Every line that holds "Utvendige" should be shown.

Items
■ ■ ■ ■ ■ ■ ■

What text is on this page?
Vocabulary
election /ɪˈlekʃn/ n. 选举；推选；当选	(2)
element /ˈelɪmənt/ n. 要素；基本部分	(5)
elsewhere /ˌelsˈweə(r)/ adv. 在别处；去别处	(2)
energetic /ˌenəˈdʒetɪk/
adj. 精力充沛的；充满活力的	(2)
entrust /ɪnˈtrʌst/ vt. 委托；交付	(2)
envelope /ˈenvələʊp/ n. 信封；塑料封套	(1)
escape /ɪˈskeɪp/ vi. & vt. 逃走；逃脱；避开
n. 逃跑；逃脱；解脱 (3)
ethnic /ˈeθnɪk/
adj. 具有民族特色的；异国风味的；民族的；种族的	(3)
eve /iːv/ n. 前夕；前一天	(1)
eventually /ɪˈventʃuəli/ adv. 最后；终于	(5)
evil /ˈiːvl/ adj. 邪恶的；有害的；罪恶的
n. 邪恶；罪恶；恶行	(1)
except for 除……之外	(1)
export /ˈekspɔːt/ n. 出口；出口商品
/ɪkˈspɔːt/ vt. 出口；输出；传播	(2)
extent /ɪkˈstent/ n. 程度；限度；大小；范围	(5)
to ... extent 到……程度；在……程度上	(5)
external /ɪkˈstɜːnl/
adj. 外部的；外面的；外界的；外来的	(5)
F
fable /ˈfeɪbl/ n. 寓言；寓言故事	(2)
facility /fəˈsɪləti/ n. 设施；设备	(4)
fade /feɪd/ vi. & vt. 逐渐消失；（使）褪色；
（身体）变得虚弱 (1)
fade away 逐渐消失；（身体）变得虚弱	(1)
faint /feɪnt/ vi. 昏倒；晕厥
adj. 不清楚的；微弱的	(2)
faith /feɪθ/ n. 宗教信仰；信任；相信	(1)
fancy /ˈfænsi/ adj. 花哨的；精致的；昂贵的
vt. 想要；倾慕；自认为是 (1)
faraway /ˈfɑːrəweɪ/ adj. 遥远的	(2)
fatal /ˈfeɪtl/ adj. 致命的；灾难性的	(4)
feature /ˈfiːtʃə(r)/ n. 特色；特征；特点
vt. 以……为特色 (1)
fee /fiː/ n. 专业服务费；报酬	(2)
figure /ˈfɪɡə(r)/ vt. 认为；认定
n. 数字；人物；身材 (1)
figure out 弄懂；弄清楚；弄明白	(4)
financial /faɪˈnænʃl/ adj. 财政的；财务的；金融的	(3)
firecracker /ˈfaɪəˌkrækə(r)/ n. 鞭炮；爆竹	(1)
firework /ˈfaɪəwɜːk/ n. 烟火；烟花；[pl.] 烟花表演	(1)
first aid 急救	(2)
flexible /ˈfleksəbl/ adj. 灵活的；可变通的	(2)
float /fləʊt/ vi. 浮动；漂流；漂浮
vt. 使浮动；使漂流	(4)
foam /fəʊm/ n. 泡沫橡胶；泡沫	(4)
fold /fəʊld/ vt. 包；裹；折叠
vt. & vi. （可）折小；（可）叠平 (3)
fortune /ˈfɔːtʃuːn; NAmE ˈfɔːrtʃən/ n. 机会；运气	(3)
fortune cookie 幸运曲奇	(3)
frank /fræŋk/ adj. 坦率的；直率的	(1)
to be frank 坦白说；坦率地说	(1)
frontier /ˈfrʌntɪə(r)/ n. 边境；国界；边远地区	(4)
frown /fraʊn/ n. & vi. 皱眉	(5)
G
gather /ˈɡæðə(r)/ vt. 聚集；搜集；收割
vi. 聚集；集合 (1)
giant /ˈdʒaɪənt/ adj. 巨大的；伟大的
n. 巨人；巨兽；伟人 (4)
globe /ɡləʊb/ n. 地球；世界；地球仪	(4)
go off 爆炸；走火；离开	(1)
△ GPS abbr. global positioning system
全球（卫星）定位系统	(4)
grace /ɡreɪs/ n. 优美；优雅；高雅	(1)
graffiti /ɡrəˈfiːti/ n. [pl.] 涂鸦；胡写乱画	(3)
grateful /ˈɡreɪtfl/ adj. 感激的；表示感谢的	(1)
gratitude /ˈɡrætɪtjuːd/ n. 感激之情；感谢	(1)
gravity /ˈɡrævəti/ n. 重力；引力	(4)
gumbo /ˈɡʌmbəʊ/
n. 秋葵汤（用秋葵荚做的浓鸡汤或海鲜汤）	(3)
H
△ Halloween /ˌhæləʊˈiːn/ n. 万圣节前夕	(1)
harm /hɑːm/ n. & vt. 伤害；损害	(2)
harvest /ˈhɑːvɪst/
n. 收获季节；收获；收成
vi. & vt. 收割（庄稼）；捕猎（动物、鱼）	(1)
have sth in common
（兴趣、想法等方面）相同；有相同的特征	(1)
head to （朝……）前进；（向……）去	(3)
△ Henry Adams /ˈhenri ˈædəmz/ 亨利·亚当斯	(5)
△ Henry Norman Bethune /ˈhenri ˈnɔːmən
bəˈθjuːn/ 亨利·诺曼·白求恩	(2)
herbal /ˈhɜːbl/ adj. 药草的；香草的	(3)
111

■ ■ ■ ■ ■ ■ ■

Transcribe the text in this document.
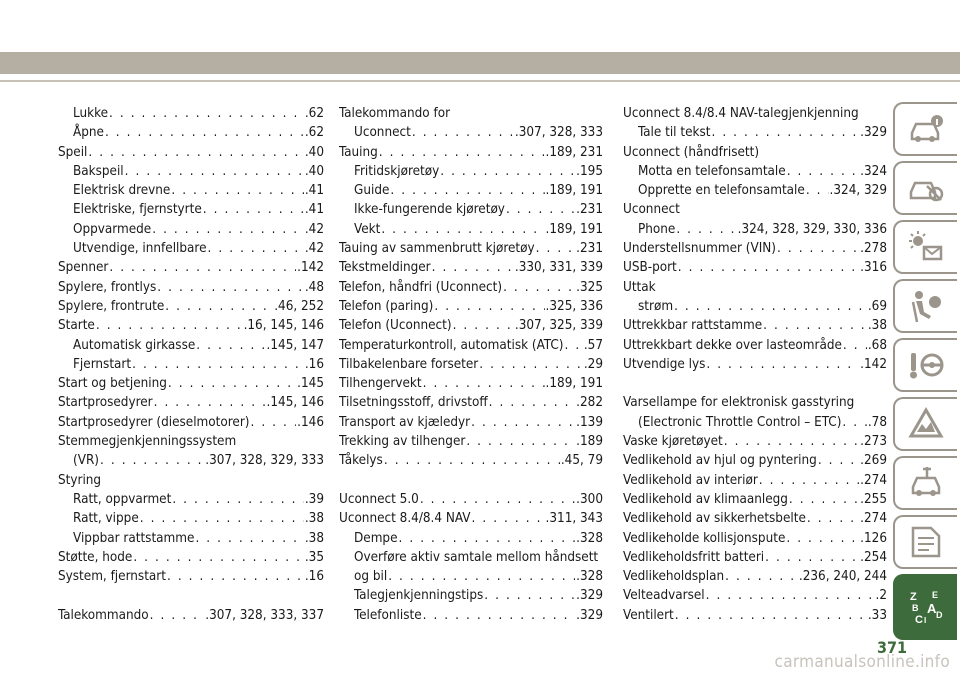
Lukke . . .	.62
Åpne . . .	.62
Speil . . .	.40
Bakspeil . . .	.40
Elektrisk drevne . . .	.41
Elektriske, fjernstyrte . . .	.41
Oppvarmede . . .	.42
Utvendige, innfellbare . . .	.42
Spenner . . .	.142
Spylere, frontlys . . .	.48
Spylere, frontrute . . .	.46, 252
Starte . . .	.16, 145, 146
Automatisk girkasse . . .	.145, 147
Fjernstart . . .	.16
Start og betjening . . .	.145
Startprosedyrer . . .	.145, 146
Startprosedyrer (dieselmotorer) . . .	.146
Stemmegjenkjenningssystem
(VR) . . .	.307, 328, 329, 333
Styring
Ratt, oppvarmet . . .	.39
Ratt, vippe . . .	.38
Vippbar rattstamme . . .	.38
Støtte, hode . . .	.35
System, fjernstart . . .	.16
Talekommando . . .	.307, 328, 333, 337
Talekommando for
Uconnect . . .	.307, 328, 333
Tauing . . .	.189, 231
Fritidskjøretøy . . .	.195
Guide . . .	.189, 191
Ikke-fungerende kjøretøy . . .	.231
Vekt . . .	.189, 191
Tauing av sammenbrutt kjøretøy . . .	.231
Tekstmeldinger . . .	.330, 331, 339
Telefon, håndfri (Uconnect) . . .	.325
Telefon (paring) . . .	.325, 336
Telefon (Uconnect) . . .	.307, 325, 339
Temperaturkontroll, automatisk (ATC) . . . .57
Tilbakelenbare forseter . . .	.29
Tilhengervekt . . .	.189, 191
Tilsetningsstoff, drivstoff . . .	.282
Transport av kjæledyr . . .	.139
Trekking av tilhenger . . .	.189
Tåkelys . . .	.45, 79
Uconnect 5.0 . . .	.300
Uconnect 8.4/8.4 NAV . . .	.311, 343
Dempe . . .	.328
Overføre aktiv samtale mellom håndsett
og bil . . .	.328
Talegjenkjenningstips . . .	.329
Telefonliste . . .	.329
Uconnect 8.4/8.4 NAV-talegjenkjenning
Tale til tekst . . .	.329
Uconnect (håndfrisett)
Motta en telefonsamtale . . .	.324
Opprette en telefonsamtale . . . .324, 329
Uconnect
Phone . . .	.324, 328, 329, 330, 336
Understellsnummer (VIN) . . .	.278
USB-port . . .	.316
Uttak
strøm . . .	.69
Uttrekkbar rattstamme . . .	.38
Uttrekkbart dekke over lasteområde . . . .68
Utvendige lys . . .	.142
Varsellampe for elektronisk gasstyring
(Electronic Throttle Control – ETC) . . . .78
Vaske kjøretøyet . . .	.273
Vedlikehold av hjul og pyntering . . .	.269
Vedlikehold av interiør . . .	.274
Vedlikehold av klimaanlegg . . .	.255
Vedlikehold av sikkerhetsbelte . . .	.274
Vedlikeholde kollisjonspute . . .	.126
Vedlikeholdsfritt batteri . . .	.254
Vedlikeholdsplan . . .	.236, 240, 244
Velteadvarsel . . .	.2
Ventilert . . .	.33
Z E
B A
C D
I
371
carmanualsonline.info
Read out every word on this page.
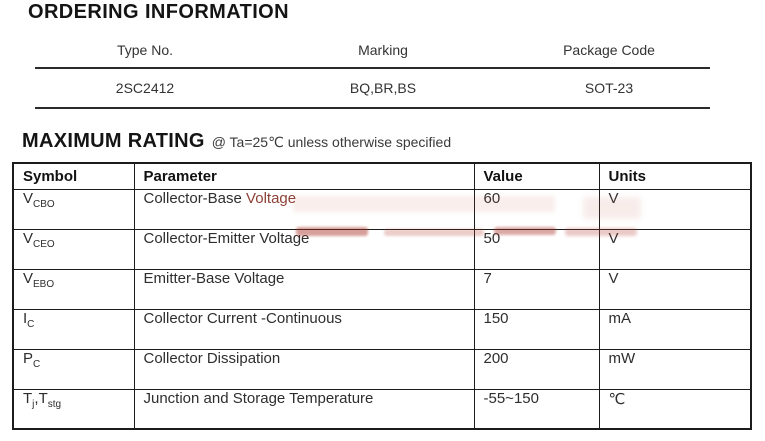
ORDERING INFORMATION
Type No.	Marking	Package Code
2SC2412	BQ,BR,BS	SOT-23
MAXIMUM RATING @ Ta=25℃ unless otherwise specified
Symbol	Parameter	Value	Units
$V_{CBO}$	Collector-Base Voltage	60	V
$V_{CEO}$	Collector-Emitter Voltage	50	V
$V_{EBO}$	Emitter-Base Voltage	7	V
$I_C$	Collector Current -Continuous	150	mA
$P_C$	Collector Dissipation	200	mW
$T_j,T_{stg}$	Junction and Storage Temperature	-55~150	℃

■ ■ ■ ■ ■ ■ ■

Answer below
Utvendige, innfellbare . . .	.42
Utvendige lys . . .	.142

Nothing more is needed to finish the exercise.